→ **Stated exercise**: Wherever "速度不变" appears in a line, copy that line.

→ **Material to process**:
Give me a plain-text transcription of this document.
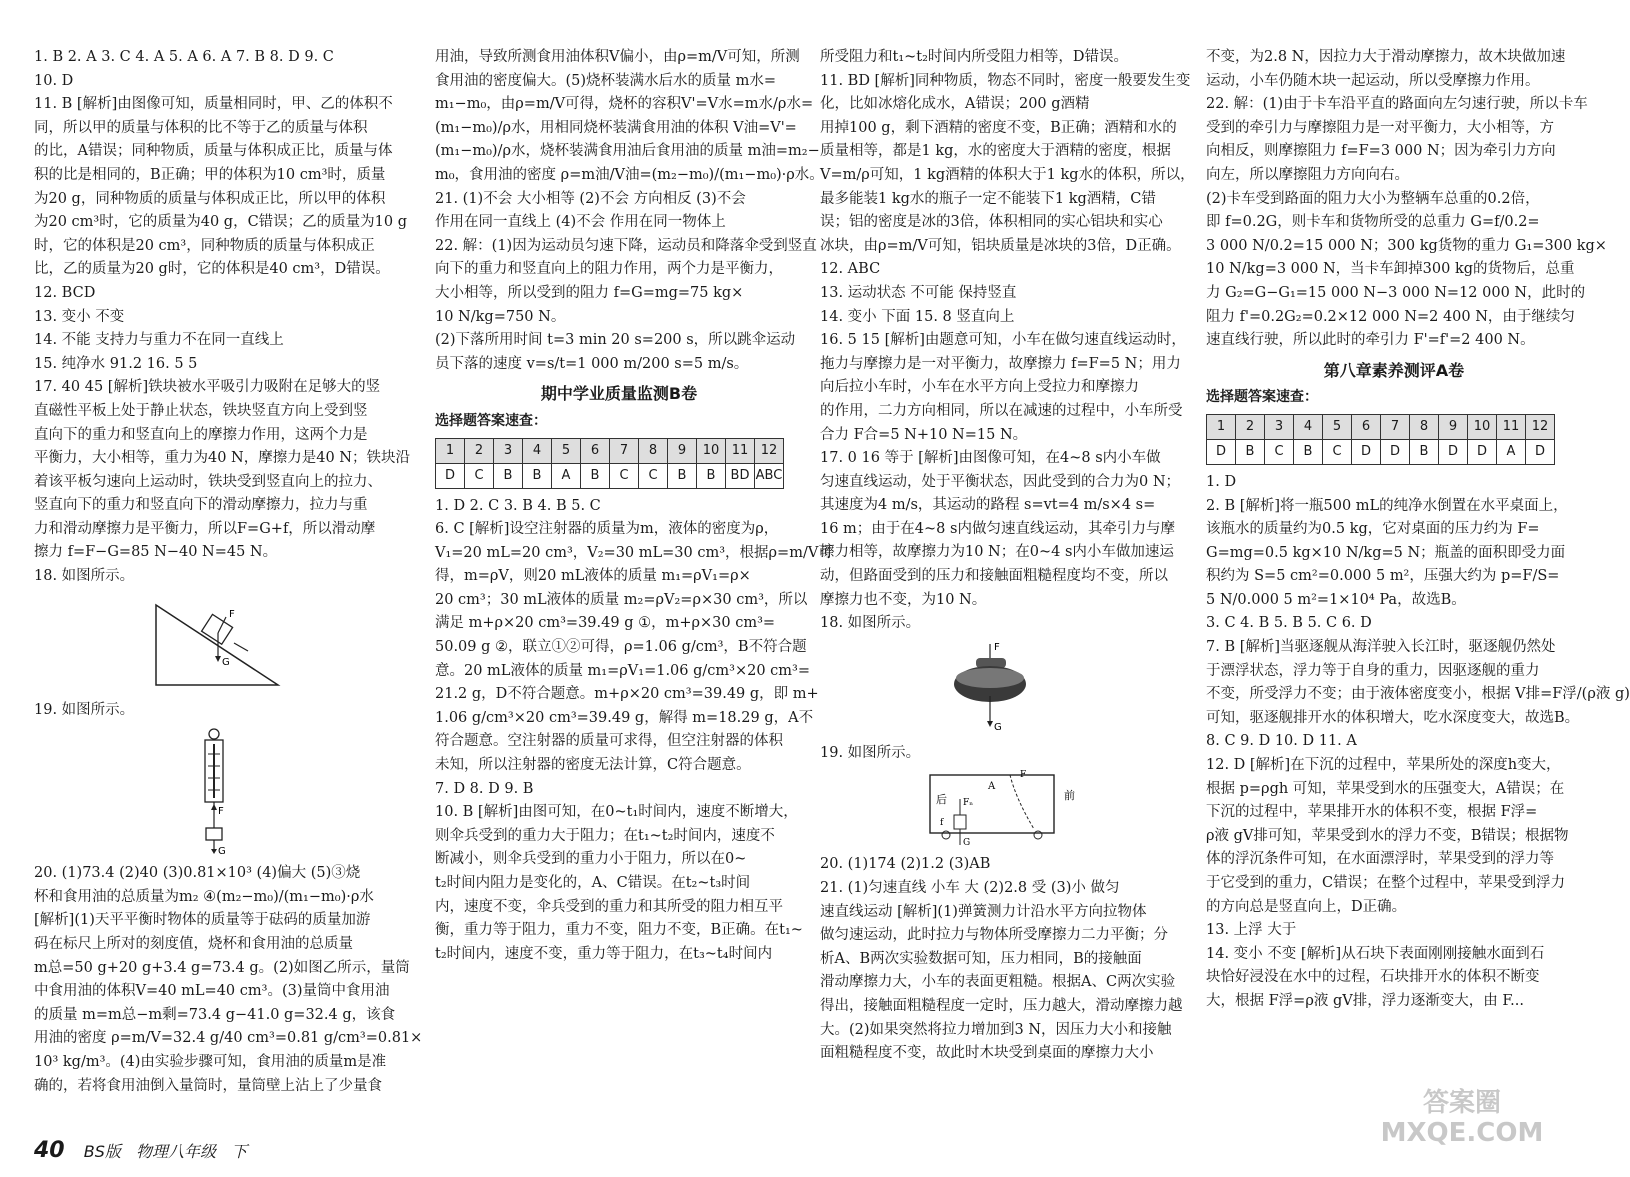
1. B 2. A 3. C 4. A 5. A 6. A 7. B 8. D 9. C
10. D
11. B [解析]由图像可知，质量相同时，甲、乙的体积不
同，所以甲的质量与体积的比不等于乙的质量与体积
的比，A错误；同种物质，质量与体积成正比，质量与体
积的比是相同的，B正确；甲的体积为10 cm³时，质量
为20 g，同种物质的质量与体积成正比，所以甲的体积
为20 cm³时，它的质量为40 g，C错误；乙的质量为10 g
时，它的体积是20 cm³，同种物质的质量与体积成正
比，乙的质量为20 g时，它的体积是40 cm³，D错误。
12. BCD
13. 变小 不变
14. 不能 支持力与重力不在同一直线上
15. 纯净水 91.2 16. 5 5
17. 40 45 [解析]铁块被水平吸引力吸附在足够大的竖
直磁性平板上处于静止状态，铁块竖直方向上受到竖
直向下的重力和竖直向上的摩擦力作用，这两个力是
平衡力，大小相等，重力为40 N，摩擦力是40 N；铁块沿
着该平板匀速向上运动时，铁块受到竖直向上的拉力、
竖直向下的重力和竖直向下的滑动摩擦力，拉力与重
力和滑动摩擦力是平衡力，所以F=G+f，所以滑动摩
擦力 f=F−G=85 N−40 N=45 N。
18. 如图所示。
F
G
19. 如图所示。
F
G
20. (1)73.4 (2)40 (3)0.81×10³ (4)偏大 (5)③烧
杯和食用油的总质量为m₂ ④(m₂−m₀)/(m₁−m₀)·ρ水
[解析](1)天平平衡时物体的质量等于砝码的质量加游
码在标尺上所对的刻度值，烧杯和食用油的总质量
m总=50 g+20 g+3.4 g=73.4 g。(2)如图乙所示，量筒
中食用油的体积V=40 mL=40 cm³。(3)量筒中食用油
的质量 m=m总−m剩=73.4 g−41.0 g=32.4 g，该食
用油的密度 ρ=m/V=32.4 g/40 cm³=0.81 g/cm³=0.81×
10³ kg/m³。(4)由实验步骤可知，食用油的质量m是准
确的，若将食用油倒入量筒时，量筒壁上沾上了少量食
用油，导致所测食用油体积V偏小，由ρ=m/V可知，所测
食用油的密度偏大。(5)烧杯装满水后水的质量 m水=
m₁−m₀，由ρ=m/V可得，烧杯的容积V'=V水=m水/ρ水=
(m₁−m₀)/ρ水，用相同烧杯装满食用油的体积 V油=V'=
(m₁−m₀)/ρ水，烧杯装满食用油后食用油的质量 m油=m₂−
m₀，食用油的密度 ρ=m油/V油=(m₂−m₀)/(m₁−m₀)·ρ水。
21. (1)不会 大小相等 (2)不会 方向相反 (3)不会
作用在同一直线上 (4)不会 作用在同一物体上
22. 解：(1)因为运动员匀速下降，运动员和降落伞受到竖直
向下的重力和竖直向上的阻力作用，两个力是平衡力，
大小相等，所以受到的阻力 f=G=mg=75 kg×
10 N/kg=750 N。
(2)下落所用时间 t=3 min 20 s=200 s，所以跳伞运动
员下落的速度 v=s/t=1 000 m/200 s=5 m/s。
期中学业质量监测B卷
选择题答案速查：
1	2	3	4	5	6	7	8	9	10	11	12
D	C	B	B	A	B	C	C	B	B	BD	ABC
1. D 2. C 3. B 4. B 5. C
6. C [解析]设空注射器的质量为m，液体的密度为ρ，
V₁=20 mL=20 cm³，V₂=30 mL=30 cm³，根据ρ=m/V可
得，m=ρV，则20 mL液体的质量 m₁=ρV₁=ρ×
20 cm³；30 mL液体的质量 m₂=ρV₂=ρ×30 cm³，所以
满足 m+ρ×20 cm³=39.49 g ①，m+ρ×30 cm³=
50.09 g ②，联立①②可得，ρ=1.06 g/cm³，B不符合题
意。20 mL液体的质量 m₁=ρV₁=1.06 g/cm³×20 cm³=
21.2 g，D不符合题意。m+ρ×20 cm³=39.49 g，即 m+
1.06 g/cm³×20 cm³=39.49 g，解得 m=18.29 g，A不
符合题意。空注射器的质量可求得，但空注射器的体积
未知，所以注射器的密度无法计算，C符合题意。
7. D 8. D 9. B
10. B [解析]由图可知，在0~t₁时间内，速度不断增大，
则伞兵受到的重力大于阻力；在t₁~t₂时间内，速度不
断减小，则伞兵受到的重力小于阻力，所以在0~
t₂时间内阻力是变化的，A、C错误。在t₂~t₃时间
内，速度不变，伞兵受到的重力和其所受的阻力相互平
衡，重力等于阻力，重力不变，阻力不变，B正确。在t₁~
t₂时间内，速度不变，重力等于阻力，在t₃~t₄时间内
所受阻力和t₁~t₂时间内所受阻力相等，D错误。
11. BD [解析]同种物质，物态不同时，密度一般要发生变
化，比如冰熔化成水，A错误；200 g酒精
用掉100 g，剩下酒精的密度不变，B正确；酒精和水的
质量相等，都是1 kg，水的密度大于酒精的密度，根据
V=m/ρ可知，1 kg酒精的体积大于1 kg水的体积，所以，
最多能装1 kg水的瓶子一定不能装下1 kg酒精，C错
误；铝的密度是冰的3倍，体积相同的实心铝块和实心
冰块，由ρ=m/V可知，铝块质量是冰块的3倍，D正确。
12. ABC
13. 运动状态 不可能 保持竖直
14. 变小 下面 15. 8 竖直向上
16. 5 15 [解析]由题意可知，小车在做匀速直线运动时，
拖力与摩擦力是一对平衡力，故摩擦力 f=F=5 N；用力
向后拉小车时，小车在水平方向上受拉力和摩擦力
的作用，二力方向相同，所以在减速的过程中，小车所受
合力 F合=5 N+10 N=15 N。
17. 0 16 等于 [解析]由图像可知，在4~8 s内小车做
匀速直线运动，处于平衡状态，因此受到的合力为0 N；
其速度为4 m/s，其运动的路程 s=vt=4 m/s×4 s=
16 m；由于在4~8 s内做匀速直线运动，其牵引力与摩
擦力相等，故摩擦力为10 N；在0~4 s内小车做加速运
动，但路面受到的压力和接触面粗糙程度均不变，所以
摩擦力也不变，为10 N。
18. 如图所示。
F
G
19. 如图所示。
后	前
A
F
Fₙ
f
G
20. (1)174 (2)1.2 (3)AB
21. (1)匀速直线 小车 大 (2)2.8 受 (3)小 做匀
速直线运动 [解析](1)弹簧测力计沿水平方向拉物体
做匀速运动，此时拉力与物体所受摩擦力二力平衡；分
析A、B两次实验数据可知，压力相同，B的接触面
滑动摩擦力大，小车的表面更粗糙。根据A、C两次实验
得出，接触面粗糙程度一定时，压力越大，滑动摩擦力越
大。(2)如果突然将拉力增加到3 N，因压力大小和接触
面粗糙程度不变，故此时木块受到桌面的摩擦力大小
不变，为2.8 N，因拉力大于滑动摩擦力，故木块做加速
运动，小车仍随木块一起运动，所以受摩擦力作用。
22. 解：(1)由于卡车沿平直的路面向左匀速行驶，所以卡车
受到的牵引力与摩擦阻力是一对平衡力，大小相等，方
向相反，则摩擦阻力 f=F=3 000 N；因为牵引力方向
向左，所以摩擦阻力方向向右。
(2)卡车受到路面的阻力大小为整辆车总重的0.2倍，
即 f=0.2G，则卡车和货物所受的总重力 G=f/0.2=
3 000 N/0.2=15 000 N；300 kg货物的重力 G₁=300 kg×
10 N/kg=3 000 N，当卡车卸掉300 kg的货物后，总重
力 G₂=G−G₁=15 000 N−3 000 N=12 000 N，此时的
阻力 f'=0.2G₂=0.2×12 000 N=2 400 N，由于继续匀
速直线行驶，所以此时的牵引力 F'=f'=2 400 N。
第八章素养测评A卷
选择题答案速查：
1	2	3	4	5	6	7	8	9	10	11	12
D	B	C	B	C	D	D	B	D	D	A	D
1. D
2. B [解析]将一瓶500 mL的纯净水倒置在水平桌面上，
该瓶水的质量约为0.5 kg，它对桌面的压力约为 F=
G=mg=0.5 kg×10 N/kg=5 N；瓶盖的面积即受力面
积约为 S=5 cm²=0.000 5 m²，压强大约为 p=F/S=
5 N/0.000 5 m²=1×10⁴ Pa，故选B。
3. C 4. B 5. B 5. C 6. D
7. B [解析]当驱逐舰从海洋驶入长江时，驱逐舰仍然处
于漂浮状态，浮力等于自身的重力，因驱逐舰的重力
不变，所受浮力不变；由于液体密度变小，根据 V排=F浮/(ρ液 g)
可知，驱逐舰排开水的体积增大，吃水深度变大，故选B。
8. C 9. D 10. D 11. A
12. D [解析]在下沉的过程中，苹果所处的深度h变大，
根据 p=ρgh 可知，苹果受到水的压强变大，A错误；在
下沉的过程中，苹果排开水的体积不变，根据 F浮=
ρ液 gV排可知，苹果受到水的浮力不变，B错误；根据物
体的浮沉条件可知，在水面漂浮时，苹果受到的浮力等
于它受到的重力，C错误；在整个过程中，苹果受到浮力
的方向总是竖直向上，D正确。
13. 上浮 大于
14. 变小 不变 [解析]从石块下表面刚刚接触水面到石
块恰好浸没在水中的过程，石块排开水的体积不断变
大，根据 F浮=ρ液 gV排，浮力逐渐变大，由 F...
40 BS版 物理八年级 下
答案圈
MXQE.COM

→ **Full output**:
内，速度不变，伞兵受到的重力和其所受的阻力相互平
t₂时间内，速度不变，重力等于阻力，在t₃~t₄时间内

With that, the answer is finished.